- [WRITTEN TASK]:
Beginning at the line containing "Enumerate this screenshot's", output every line to the end of the data below exactly as it appears.

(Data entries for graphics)

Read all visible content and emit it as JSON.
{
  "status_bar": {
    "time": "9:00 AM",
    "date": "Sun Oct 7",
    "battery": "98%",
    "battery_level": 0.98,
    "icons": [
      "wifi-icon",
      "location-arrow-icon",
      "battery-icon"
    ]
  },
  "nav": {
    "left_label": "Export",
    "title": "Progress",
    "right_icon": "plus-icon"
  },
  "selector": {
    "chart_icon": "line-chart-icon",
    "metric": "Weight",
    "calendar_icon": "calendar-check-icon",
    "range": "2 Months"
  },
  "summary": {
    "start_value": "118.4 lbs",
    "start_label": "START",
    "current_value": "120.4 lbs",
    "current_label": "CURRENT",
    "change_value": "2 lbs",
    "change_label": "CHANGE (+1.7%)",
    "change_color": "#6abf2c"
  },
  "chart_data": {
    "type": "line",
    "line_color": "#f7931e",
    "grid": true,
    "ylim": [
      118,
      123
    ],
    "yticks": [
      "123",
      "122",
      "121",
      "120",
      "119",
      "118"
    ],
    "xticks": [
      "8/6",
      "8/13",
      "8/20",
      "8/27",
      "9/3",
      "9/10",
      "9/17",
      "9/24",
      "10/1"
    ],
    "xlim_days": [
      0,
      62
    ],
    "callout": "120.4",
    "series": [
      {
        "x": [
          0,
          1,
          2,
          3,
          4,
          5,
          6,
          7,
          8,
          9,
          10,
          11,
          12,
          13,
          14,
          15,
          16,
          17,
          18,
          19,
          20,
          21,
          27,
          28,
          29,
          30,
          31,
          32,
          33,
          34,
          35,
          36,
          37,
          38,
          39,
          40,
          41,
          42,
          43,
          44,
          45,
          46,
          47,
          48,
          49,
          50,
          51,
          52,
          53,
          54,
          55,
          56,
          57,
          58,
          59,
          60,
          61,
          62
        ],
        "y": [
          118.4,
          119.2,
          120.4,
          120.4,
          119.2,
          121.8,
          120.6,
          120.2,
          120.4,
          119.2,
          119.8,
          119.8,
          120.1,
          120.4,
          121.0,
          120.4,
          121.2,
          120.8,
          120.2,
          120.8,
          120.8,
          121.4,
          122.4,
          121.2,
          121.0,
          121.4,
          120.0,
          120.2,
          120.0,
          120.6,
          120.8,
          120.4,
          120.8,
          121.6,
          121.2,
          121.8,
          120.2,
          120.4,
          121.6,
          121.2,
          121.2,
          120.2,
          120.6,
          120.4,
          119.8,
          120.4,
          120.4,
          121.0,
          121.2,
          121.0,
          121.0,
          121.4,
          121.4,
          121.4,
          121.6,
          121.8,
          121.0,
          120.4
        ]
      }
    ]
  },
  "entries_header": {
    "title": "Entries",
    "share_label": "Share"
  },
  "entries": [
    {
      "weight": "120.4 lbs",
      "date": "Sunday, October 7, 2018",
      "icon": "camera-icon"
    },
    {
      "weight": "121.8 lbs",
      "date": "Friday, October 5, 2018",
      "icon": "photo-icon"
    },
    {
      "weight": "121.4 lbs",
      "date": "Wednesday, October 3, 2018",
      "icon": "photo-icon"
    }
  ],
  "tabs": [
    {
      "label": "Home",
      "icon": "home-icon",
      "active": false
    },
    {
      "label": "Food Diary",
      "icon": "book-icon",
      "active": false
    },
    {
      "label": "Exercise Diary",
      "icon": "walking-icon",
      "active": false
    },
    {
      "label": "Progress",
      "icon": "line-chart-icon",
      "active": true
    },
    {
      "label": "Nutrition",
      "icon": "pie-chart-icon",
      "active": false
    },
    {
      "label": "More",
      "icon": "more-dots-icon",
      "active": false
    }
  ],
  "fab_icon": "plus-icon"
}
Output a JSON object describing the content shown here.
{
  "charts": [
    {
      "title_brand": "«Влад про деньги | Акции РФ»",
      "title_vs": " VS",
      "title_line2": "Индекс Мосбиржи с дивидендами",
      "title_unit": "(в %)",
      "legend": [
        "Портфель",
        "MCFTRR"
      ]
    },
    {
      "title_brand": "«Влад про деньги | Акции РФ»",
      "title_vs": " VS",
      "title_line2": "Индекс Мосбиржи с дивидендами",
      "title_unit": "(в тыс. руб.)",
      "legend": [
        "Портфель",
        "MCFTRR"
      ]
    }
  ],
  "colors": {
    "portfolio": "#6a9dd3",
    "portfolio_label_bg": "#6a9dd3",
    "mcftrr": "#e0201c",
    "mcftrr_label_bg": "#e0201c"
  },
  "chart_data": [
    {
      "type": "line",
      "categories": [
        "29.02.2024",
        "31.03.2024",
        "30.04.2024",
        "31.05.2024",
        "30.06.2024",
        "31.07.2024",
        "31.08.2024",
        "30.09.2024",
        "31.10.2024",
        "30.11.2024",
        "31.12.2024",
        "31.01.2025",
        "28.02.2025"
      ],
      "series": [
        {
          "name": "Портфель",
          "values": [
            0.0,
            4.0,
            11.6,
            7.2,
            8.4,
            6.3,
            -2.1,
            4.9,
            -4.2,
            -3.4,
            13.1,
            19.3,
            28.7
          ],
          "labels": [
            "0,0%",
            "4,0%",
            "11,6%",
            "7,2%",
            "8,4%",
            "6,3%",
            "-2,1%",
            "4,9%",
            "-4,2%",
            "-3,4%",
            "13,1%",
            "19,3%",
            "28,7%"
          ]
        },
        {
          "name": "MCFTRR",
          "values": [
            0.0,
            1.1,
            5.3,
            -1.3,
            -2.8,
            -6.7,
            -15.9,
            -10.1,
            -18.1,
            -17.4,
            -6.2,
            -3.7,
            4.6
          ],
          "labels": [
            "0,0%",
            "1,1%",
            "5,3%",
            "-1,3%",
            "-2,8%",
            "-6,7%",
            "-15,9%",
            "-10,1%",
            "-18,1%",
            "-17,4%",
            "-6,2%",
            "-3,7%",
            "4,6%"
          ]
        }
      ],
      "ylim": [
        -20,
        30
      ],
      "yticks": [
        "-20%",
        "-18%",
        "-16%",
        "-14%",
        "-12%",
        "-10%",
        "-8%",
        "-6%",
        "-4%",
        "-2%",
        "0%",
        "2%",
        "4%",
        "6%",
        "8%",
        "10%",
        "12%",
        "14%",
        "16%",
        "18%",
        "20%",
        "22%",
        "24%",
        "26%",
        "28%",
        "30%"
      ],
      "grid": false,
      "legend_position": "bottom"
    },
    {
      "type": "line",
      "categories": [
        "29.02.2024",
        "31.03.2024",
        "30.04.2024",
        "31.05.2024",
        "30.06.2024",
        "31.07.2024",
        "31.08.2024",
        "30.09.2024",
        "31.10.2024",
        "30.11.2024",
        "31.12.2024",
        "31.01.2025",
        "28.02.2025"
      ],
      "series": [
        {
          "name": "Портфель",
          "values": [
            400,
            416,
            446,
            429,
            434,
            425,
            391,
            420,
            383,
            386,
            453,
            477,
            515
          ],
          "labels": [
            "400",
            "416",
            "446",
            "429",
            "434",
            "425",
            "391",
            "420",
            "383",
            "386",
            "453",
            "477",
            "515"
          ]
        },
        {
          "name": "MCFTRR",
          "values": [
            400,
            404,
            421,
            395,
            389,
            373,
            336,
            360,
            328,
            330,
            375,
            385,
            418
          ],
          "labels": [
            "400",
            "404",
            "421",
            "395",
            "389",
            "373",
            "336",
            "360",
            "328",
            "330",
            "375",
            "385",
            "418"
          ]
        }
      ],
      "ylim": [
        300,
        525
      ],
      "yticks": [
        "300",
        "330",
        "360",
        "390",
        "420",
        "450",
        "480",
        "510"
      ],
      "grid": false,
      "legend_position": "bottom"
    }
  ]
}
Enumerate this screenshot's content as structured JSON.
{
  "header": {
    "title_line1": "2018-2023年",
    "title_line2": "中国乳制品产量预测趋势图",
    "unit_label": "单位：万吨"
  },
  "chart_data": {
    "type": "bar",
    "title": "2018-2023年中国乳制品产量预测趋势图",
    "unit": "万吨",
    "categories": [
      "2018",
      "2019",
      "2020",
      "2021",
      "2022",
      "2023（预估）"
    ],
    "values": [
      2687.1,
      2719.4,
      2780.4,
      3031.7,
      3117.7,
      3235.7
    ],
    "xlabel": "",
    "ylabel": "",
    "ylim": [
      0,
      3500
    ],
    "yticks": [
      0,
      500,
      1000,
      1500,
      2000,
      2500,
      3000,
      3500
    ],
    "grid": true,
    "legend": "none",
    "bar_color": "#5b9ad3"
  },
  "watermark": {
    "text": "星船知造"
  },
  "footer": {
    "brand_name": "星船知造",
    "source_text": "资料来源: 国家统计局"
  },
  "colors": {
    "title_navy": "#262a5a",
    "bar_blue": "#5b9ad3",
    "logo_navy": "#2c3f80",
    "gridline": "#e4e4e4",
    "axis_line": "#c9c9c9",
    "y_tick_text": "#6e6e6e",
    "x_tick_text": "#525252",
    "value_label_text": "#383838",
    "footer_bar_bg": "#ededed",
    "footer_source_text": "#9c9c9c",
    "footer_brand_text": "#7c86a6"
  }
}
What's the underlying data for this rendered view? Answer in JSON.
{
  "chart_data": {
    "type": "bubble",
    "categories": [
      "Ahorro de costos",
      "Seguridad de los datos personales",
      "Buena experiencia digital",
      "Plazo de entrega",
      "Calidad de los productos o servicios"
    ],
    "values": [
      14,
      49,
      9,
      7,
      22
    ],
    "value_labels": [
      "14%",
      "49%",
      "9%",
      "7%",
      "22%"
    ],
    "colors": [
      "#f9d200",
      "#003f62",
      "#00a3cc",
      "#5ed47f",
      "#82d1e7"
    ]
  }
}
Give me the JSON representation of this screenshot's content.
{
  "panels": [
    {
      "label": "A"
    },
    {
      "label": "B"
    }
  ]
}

- [THE ANSWER]:
Enumerate this screenshot's content as structured JSON.
{
  "header": {
    "title_line1": "2018-2023年",
    "title_line2": "中国乳制品产量预测趋势图",
    "unit_label": "单位：万吨"
  },
  "chart_data": {
    "type": "bar",
    "title": "2018-2023年中国乳制品产量预测趋势图",
    "unit": "万吨",
    "categories": [
      "2018",
      "2019",
      "2020",
      "2021",
      "2022",
      "2023（预估）"
    ],
    "values": [
      2687.1,
      2719.4,
      2780.4,
      3031.7,
      3117.7,
      3235.7
    ],
    "xlabel": "",
    "ylabel": "",
    "ylim": [
      0,
      3500
    ],
    "yticks": [
      0,
      500,
      1000,
      1500,
      2000,
      2500,
      3000,
      3500
    ],
    "grid": true,
    "legend": "none",
    "bar_color": "#5b9ad3"
  },
  "watermark": {
    "text": "星船知造"
  },
  "footer": {
    "brand_name": "星船知造",
    "source_text": "资料来源: 国家统计局"
  },
  "colors": {
    "title_navy": "#262a5a",
    "bar_blue": "#5b9ad3",
    "logo_navy": "#2c3f80",
    "gridline": "#e4e4e4",
    "axis_line": "#c9c9c9",
    "y_tick_text": "#6e6e6e",
    "x_tick_text": "#525252",
    "value_label_text": "#383838",
    "footer_bar_bg": "#ededed",
    "footer_source_text": "#9c9c9c",
    "footer_brand_text": "#7c86a6"
  }
}
What's the underlying data for this rendered view? Answer in JSON.
{
  "chart_data": {
    "type": "bubble",
    "categories": [
      "Ahorro de costos",
      "Seguridad de los datos personales",
      "Buena experiencia digital",
      "Plazo de entrega",
      "Calidad de los productos o servicios"
    ],
    "values": [
      14,
      49,
      9,
      7,
      22
    ],
    "value_labels": [
      "14%",
      "49%",
      "9%",
      "7%",
      "22%"
    ],
    "colors": [
      "#f9d200",
      "#003f62",
      "#00a3cc",
      "#5ed47f",
      "#82d1e7"
    ]
  }
}
Give me the JSON representation of this screenshot's content.
{
  "panels": [
    {
      "label": "A"
    },
    {
      "label": "B"
    }
  ]
}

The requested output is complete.